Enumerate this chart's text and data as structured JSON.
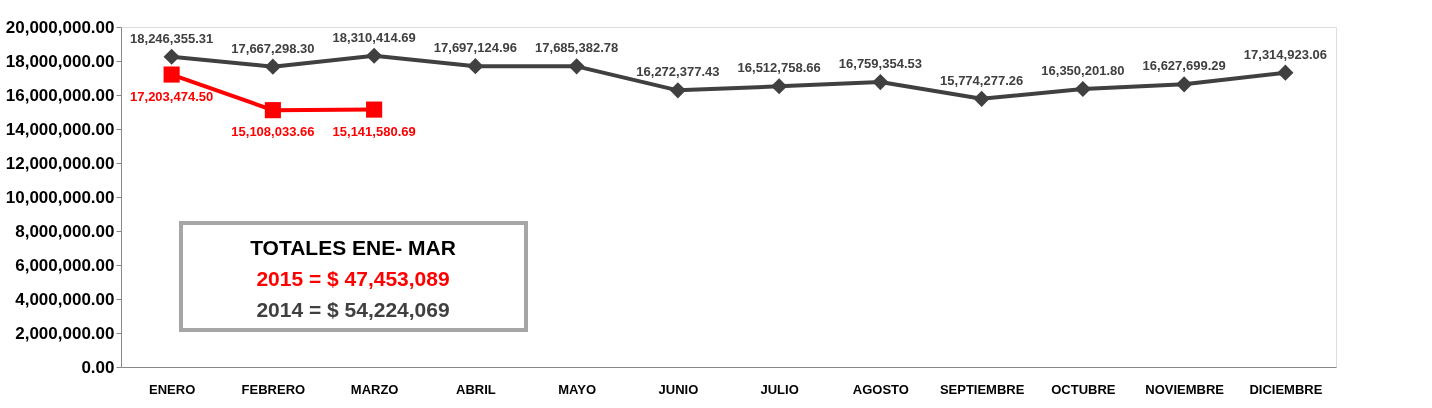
{
  "chart_data": {
    "type": "line",
    "categories": [
      "ENERO",
      "FEBRERO",
      "MARZO",
      "ABRIL",
      "MAYO",
      "JUNIO",
      "JULIO",
      "AGOSTO",
      "SEPTIEMBRE",
      "OCTUBRE",
      "NOVIEMBRE",
      "DICIEMBRE"
    ],
    "series": [
      {
        "color": "#404040",
        "marker": "diamond",
        "values": [
          18246355.31,
          17667298.3,
          18310414.69,
          17697124.96,
          17685382.78,
          16272377.43,
          16512758.66,
          16759354.53,
          15774277.26,
          16350201.8,
          16627699.29,
          17314923.06
        ],
        "value_labels": [
          "18,246,355.31",
          "17,667,298.30",
          "18,310,414.69",
          "17,697,124.96",
          "17,685,382.78",
          "16,272,377.43",
          "16,512,758.66",
          "16,759,354.53",
          "15,774,277.26",
          "16,350,201.80",
          "16,627,699.29",
          "17,314,923.06"
        ]
      },
      {
        "color": "#ff0000",
        "marker": "square",
        "values": [
          17203474.5,
          15108033.66,
          15141580.69,
          null,
          null,
          null,
          null,
          null,
          null,
          null,
          null,
          null
        ],
        "value_labels": [
          "17,203,474.50",
          "15,108,033.66",
          "15,141,580.69",
          null,
          null,
          null,
          null,
          null,
          null,
          null,
          null,
          null
        ]
      }
    ],
    "ylim": [
      0,
      20000000
    ],
    "yticks": [
      {
        "value": 0,
        "label": "0.00"
      },
      {
        "value": 2000000,
        "label": "2,000,000.00"
      },
      {
        "value": 4000000,
        "label": "4,000,000.00"
      },
      {
        "value": 6000000,
        "label": "6,000,000.00"
      },
      {
        "value": 8000000,
        "label": "8,000,000.00"
      },
      {
        "value": 10000000,
        "label": "10,000,000.00"
      },
      {
        "value": 12000000,
        "label": "12,000,000.00"
      },
      {
        "value": 14000000,
        "label": "14,000,000.00"
      },
      {
        "value": 16000000,
        "label": "16,000,000.00"
      },
      {
        "value": 18000000,
        "label": "18,000,000.00"
      },
      {
        "value": 20000000,
        "label": "20,000,000.00"
      }
    ],
    "line_style": "solid",
    "annotations": [
      "TOTALES ENE- MAR",
      "2015 = $ 47,453,089",
      "2014 = $ 54,224,069"
    ]
  }
}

■ Work to be completed ■
Can the entries above be repeated exactly, without their pictures?

■ Result of the exercise ■
Enumerate this chart's text and data as structured JSON.
{
  "chart_data": {
    "type": "line",
    "categories": [
      "ENERO",
      "FEBRERO",
      "MARZO",
      "ABRIL",
      "MAYO",
      "JUNIO",
      "JULIO",
      "AGOSTO",
      "SEPTIEMBRE",
      "OCTUBRE",
      "NOVIEMBRE",
      "DICIEMBRE"
    ],
    "series": [
      {
        "color": "#404040",
        "marker": "diamond",
        "values": [
          18246355.31,
          17667298.3,
          18310414.69,
          17697124.96,
          17685382.78,
          16272377.43,
          16512758.66,
          16759354.53,
          15774277.26,
          16350201.8,
          16627699.29,
          17314923.06
        ],
        "value_labels": [
          "18,246,355.31",
          "17,667,298.30",
          "18,310,414.69",
          "17,697,124.96",
          "17,685,382.78",
          "16,272,377.43",
          "16,512,758.66",
          "16,759,354.53",
          "15,774,277.26",
          "16,350,201.80",
          "16,627,699.29",
          "17,314,923.06"
        ]
      },
      {
        "color": "#ff0000",
        "marker": "square",
        "values": [
          17203474.5,
          15108033.66,
          15141580.69,
          null,
          null,
          null,
          null,
          null,
          null,
          null,
          null,
          null
        ],
        "value_labels": [
          "17,203,474.50",
          "15,108,033.66",
          "15,141,580.69",
          null,
          null,
          null,
          null,
          null,
          null,
          null,
          null,
          null
        ]
      }
    ],
    "ylim": [
      0,
      20000000
    ],
    "yticks": [
      {
        "value": 0,
        "label": "0.00"
      },
      {
        "value": 2000000,
        "label": "2,000,000.00"
      },
      {
        "value": 4000000,
        "label": "4,000,000.00"
      },
      {
        "value": 6000000,
        "label": "6,000,000.00"
      },
      {
        "value": 8000000,
        "label": "8,000,000.00"
      },
      {
        "value": 10000000,
        "label": "10,000,000.00"
      },
      {
        "value": 12000000,
        "label": "12,000,000.00"
      },
      {
        "value": 14000000,
        "label": "14,000,000.00"
      },
      {
        "value": 16000000,
        "label": "16,000,000.00"
      },
      {
        "value": 18000000,
        "label": "18,000,000.00"
      },
      {
        "value": 20000000,
        "label": "20,000,000.00"
      }
    ],
    "line_style": "solid",
    "annotations": [
      "TOTALES ENE- MAR",
      "2015 = $ 47,453,089",
      "2014 = $ 54,224,069"
    ]
  }
}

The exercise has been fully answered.